### [TASK BRIEF]
Identify and copy all lines of the material where the string "Source" is found.

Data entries

-- -- --

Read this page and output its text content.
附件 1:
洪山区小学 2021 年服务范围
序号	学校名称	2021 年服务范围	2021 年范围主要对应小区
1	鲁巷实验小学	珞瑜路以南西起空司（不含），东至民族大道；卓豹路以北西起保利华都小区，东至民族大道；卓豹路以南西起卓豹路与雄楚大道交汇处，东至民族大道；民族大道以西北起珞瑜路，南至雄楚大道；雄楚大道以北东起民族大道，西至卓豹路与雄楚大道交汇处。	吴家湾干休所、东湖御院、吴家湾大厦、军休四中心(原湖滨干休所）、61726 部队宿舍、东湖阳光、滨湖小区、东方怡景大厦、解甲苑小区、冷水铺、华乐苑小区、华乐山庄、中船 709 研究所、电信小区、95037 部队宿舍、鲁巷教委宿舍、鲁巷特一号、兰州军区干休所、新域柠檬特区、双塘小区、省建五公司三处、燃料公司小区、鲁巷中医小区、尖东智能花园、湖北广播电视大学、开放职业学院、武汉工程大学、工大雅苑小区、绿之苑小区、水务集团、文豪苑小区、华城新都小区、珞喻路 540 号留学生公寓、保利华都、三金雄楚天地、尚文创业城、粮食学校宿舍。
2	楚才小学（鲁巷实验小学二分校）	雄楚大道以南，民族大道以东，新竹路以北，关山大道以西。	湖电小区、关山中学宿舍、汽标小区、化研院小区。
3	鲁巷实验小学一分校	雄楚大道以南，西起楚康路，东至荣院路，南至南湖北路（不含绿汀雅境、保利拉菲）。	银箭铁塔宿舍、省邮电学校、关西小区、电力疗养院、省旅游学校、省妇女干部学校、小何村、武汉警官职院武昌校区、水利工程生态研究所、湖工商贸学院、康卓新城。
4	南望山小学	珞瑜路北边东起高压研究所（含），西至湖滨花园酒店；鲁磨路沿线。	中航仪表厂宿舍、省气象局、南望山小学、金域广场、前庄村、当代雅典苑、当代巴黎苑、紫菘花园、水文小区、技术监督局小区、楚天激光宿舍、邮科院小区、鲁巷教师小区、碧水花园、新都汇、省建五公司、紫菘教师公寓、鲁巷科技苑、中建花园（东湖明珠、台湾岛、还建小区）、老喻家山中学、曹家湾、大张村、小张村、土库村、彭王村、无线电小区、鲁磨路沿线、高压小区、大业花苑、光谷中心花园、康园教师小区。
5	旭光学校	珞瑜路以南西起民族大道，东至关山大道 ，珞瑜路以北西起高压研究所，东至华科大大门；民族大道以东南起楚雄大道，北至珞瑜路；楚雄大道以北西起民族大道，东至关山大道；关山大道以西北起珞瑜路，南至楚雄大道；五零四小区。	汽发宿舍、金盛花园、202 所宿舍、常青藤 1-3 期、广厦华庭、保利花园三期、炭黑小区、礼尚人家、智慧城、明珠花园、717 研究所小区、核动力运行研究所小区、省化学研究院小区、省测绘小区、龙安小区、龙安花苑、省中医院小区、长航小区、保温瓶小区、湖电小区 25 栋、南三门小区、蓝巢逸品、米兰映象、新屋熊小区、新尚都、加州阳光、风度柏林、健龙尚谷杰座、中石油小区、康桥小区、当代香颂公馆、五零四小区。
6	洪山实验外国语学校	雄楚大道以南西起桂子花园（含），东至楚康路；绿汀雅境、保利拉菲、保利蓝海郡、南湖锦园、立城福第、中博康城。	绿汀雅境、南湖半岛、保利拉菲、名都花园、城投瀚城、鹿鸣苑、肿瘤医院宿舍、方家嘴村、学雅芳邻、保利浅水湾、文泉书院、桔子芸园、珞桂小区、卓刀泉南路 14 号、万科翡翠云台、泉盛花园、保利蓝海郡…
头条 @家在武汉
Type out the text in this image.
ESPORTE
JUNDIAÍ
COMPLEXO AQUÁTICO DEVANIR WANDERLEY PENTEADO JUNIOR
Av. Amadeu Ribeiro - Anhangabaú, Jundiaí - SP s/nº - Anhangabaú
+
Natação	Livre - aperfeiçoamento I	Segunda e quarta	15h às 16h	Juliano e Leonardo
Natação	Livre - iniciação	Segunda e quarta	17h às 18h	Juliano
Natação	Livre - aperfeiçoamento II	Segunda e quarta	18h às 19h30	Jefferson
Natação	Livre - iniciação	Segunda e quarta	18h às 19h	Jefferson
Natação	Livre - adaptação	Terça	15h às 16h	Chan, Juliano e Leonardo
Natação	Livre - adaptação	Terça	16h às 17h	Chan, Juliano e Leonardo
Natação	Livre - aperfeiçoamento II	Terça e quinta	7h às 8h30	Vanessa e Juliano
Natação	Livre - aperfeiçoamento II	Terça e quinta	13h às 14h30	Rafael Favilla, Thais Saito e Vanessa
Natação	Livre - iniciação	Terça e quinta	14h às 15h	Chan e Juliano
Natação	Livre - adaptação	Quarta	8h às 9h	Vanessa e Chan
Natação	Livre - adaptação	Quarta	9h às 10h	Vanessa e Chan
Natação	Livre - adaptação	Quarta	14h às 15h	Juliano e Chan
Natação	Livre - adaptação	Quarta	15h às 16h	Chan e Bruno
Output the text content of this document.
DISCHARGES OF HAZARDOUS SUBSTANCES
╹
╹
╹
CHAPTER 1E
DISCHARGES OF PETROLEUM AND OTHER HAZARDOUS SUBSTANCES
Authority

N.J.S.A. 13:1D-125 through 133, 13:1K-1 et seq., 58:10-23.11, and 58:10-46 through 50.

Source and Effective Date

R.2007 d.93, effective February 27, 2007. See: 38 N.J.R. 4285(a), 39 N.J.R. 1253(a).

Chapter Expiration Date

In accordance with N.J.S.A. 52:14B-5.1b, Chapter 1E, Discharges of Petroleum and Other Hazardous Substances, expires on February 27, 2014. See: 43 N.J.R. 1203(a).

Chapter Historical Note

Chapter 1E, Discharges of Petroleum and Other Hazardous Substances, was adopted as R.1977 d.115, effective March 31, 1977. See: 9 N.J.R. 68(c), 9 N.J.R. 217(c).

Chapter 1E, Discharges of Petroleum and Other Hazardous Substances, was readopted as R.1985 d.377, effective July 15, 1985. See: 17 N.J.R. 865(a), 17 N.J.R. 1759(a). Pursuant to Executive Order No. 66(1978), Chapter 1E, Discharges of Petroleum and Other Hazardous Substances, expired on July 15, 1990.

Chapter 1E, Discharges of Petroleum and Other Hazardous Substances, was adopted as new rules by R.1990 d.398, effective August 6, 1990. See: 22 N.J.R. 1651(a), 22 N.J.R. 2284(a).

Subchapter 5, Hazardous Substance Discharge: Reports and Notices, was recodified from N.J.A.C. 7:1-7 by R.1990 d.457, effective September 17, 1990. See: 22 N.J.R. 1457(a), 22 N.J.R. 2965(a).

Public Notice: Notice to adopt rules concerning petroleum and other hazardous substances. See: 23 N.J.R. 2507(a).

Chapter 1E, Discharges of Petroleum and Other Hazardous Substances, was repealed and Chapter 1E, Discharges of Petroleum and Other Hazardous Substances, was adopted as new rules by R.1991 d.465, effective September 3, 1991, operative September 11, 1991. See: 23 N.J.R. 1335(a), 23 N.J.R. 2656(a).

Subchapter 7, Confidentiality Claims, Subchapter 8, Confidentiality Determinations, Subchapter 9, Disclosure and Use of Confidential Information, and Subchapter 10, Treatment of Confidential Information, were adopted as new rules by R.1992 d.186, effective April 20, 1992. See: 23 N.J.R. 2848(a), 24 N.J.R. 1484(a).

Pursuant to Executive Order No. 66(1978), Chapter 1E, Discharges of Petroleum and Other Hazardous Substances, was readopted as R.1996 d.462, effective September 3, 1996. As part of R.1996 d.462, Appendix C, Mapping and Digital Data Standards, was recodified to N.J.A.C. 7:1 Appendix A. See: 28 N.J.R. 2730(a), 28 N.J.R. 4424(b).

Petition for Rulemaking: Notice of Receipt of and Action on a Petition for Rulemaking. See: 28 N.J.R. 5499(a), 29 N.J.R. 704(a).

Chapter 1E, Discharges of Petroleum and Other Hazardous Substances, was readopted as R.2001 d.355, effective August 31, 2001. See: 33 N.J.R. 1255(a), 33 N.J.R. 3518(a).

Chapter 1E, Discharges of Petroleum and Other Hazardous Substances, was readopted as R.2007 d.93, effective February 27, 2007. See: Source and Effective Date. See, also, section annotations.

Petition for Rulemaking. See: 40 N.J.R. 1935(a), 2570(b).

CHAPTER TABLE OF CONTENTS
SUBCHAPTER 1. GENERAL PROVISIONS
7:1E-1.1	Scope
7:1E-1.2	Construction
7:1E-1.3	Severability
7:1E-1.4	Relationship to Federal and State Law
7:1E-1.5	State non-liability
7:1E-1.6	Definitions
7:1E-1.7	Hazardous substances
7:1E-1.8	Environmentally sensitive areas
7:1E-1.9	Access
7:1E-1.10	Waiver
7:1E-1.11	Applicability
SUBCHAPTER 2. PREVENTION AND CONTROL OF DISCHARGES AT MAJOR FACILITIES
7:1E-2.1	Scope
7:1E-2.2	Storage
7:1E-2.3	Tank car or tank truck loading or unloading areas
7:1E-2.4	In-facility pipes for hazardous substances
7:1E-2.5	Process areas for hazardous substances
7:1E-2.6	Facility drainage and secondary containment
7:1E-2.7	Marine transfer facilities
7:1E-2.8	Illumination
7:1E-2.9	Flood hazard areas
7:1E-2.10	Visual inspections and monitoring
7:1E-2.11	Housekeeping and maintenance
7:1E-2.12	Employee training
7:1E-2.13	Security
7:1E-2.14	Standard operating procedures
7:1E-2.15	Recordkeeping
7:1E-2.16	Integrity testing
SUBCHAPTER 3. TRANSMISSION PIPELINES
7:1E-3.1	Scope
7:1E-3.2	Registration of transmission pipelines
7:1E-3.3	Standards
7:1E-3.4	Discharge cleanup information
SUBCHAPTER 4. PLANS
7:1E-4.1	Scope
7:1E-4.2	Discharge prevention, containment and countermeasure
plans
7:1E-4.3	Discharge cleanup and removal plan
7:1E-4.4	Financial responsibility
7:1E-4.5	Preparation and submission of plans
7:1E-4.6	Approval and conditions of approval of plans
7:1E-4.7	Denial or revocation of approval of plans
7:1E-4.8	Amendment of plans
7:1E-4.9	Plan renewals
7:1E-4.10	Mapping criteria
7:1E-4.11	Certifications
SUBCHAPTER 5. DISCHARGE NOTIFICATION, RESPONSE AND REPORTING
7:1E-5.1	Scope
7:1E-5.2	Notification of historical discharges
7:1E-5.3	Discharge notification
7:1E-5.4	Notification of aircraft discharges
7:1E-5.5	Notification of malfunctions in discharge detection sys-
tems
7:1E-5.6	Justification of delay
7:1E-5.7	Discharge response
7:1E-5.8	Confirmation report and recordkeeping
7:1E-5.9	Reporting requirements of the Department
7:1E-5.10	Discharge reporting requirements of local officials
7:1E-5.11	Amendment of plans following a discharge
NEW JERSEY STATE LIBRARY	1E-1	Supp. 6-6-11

-- -- --

### [EXERCISE RESPONSE]
Source and Effective Date
Chapter 1E, Discharges of Petroleum and Other Hazardous Substances, was readopted as R.2007 d.93, effective February 27, 2007. See: Source and Effective Date. See, also, section annotations.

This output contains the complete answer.